Copy all records verbatim.

**GIVEN DATA**
_ _ _ _ _ _ _

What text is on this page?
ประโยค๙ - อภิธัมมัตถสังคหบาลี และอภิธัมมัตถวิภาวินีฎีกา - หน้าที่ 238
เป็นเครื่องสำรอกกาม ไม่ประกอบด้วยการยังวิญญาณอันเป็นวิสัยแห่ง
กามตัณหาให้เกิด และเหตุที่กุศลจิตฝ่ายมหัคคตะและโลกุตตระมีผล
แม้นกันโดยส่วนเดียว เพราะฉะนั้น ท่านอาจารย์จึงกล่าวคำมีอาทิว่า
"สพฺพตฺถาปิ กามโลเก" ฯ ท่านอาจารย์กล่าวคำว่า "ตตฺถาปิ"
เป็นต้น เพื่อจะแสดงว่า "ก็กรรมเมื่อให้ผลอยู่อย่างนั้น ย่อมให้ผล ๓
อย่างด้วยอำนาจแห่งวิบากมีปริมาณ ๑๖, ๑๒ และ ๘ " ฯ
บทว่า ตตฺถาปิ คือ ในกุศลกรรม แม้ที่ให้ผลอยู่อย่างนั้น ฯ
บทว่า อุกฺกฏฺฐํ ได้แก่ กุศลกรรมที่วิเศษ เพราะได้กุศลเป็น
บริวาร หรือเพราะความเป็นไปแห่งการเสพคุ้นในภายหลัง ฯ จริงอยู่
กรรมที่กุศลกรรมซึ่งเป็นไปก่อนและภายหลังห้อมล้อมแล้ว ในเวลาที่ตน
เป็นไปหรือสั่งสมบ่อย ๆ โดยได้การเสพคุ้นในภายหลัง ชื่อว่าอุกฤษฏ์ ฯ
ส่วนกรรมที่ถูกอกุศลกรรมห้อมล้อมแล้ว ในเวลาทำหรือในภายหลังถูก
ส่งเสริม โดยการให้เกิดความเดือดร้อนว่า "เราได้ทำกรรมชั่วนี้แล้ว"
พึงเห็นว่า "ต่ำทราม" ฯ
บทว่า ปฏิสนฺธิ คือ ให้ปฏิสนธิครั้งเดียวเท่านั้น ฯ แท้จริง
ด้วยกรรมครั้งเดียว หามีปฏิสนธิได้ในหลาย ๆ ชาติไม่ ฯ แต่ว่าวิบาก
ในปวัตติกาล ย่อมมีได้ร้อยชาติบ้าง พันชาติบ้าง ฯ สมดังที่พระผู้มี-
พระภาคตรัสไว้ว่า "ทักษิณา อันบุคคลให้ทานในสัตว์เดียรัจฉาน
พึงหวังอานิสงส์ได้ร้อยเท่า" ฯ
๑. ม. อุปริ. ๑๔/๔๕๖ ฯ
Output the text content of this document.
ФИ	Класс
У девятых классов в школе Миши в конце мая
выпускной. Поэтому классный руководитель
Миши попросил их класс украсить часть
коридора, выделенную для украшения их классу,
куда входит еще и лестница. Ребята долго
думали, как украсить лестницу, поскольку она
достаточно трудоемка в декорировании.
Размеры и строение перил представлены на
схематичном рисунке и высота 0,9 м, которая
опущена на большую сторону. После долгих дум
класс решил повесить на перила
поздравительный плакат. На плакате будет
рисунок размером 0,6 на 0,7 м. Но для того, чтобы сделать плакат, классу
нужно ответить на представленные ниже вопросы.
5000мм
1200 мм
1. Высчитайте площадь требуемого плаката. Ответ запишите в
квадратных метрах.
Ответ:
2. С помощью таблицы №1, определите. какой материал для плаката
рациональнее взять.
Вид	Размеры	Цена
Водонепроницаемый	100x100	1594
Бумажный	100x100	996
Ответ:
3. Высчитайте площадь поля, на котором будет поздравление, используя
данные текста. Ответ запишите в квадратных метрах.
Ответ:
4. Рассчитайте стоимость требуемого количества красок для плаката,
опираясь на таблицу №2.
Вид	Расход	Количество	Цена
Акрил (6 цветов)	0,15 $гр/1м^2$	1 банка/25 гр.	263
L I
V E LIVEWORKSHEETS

_ _ _ _ _ _ _

**ANSWER TO THE EXERCISE**
What text is on this page?
ประโยค๙ - อภิธัมมัตถสังคหบาลี และอภิธัมมัตถวิภาวินีฎีกา - หน้าที่ 238
เป็นเครื่องสำรอกกาม ไม่ประกอบด้วยการยังวิญญาณอันเป็นวิสัยแห่ง
กามตัณหาให้เกิด และเหตุที่กุศลจิตฝ่ายมหัคคตะและโลกุตตระมีผล
แม้นกันโดยส่วนเดียว เพราะฉะนั้น ท่านอาจารย์จึงกล่าวคำมีอาทิว่า
"สพฺพตฺถาปิ กามโลเก" ฯ ท่านอาจารย์กล่าวคำว่า "ตตฺถาปิ"
เป็นต้น เพื่อจะแสดงว่า "ก็กรรมเมื่อให้ผลอยู่อย่างนั้น ย่อมให้ผล ๓
อย่างด้วยอำนาจแห่งวิบากมีปริมาณ ๑๖, ๑๒ และ ๘ " ฯ
บทว่า ตตฺถาปิ คือ ในกุศลกรรม แม้ที่ให้ผลอยู่อย่างนั้น ฯ
บทว่า อุกฺกฏฺฐํ ได้แก่ กุศลกรรมที่วิเศษ เพราะได้กุศลเป็น
บริวาร หรือเพราะความเป็นไปแห่งการเสพคุ้นในภายหลัง ฯ จริงอยู่
กรรมที่กุศลกรรมซึ่งเป็นไปก่อนและภายหลังห้อมล้อมแล้ว ในเวลาที่ตน
เป็นไปหรือสั่งสมบ่อย ๆ โดยได้การเสพคุ้นในภายหลัง ชื่อว่าอุกฤษฏ์ ฯ
ส่วนกรรมที่ถูกอกุศลกรรมห้อมล้อมแล้ว ในเวลาทำหรือในภายหลังถูก
ส่งเสริม โดยการให้เกิดความเดือดร้อนว่า "เราได้ทำกรรมชั่วนี้แล้ว"
พึงเห็นว่า "ต่ำทราม" ฯ
บทว่า ปฏิสนฺธิ คือ ให้ปฏิสนธิครั้งเดียวเท่านั้น ฯ แท้จริง
ด้วยกรรมครั้งเดียว หามีปฏิสนธิได้ในหลาย ๆ ชาติไม่ ฯ แต่ว่าวิบาก
ในปวัตติกาล ย่อมมีได้ร้อยชาติบ้าง พันชาติบ้าง ฯ สมดังที่พระผู้มี-
พระภาคตรัสไว้ว่า "ทักษิณา อันบุคคลให้ทานในสัตว์เดียรัจฉาน
พึงหวังอานิสงส์ได้ร้อยเท่า" ฯ
๑. ม. อุปริ. ๑๔/๔๕๖ ฯ
Output the text content of this document.
ФИ	Класс
У девятых классов в школе Миши в конце мая
выпускной. Поэтому классный руководитель
Миши попросил их класс украсить часть
коридора, выделенную для украшения их классу,
куда входит еще и лестница. Ребята долго
думали, как украсить лестницу, поскольку она
достаточно трудоемка в декорировании.
Размеры и строение перил представлены на
схематичном рисунке и высота 0,9 м, которая
опущена на большую сторону. После долгих дум
класс решил повесить на перила
поздравительный плакат. На плакате будет
рисунок размером 0,6 на 0,7 м. Но для того, чтобы сделать плакат, классу
нужно ответить на представленные ниже вопросы.
5000мм
1200 мм
1. Высчитайте площадь требуемого плаката. Ответ запишите в
квадратных метрах.
Ответ:
2. С помощью таблицы №1, определите. какой материал для плаката
рациональнее взять.
Вид	Размеры	Цена
Водонепроницаемый	100x100	1594
Бумажный	100x100	996
Ответ:
3. Высчитайте площадь поля, на котором будет поздравление, используя
данные текста. Ответ запишите в квадратных метрах.
Ответ:
4. Рассчитайте стоимость требуемого количества красок для плаката,
опираясь на таблицу №2.
Вид	Расход	Количество	Цена
Акрил (6 цветов)	0,15 $гр/1м^2$	1 банка/25 гр.	263
L I
V E LIVEWORKSHEETS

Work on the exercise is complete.